#### [Aim of the exercise]
Reproduce all entries word for word.
____ Records
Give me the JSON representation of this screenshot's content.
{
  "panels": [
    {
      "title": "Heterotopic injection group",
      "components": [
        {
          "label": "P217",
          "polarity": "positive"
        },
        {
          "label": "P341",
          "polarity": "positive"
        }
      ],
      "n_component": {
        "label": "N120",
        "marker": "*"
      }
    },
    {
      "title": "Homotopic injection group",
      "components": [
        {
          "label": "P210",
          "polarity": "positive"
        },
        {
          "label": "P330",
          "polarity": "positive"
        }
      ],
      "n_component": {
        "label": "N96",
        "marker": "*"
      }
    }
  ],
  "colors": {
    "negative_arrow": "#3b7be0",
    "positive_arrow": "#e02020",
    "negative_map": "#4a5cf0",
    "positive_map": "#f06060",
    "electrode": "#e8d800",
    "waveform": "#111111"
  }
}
________
#### [Task solution]
Give me the JSON representation of this screenshot's content.
{
  "panels": [
    {
      "title": "Heterotopic injection group",
      "components": [
        {
          "label": "P217",
          "polarity": "positive"
        },
        {
          "label": "P341",
          "polarity": "positive"
        }
      ],
      "n_component": {
        "label": "N120",
        "marker": "*"
      }
    },
    {
      "title": "Homotopic injection group",
      "components": [
        {
          "label": "P210",
          "polarity": "positive"
        },
        {
          "label": "P330",
          "polarity": "positive"
        }
      ],
      "n_component": {
        "label": "N96",
        "marker": "*"
      }
    }
  ],
  "colors": {
    "negative_arrow": "#3b7be0",
    "positive_arrow": "#e02020",
    "negative_map": "#4a5cf0",
    "positive_map": "#f06060",
    "electrode": "#e8d800",
    "waveform": "#111111"
  }
}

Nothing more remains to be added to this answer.